## GIVEN PROBLEM
Pick out each line with the word "color" from the material that follows.

## DATA SUPPLIED
==========
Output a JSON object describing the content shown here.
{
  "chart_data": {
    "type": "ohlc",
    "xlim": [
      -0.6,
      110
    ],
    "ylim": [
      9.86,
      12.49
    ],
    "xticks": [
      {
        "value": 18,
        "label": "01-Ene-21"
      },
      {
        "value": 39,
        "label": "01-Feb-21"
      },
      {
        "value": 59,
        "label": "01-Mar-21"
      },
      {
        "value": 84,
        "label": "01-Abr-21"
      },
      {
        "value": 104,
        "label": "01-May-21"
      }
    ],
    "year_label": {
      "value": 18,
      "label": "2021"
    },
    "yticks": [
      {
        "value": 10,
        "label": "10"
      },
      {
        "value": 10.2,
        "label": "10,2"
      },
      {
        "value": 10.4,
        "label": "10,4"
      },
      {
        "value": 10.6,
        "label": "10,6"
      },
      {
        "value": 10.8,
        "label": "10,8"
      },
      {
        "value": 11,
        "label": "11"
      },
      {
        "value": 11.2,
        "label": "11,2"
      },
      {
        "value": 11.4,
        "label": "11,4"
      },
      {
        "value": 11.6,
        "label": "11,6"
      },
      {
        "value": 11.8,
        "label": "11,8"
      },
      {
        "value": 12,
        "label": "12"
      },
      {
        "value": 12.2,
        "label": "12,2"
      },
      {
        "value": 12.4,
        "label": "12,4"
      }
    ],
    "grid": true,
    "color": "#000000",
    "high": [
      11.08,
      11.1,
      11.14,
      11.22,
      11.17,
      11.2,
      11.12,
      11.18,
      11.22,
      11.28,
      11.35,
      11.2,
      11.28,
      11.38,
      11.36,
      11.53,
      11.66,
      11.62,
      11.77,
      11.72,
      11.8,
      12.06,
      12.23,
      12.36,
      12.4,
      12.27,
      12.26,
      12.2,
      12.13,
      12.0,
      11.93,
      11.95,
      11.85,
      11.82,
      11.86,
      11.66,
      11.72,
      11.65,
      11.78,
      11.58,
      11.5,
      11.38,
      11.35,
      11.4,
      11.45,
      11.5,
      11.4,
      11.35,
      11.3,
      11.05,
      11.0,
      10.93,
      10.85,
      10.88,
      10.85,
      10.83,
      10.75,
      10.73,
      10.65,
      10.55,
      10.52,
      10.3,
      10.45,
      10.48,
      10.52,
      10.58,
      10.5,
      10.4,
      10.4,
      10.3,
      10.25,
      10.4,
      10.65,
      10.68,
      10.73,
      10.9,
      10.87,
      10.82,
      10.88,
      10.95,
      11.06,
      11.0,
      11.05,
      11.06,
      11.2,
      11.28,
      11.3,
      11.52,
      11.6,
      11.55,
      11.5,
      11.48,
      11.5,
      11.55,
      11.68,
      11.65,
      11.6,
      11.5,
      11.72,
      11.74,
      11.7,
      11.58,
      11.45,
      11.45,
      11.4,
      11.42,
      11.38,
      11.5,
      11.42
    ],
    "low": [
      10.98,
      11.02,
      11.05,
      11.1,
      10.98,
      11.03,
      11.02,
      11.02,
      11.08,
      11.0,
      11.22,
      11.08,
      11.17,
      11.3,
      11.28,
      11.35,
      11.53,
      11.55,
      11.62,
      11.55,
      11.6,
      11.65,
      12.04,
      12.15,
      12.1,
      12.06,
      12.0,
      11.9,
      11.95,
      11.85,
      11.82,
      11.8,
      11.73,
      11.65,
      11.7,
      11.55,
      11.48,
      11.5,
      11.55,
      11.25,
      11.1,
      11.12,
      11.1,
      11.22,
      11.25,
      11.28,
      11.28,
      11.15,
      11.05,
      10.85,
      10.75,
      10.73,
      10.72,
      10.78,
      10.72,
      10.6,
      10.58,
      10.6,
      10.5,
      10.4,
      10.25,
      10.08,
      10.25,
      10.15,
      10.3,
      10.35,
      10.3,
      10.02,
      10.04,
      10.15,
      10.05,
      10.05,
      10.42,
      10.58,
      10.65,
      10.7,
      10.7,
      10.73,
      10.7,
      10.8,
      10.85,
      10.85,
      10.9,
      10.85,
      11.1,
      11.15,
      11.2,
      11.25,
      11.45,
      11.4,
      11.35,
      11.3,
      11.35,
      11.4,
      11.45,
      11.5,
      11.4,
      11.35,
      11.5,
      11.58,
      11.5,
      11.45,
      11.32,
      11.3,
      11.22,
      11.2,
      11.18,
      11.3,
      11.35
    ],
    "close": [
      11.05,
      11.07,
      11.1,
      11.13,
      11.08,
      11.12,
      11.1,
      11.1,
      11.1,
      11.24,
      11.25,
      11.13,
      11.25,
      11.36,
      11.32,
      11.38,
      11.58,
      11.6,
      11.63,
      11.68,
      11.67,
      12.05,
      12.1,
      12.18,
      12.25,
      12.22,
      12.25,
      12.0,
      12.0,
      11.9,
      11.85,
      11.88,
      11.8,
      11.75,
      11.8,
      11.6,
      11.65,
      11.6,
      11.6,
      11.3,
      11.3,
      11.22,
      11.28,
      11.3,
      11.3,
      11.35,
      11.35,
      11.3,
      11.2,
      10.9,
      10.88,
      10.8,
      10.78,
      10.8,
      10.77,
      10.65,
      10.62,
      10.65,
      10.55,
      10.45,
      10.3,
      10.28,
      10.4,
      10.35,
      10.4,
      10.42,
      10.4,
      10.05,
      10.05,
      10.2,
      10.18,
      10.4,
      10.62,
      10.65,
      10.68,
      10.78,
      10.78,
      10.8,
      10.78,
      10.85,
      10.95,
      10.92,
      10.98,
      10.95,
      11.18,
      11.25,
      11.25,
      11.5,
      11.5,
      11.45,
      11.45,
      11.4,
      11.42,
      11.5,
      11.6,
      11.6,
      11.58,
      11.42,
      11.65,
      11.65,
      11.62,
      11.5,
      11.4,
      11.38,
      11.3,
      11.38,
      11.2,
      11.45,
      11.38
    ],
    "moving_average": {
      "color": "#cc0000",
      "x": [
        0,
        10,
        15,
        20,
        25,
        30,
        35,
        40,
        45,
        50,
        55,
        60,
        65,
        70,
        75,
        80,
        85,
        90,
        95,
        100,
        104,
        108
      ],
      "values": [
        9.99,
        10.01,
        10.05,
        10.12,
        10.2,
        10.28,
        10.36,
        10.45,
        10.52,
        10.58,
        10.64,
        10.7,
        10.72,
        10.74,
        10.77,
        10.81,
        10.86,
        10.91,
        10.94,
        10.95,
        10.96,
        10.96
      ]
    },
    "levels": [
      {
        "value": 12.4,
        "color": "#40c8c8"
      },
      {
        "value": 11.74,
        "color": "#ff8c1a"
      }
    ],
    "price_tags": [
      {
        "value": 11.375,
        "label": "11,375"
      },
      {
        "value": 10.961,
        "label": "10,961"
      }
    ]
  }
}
==========
## THE COMPLETED TASK
    "color": "#000000",
      "color": "#cc0000",
        "color": "#40c8c8"
        "color": "#ff8c1a"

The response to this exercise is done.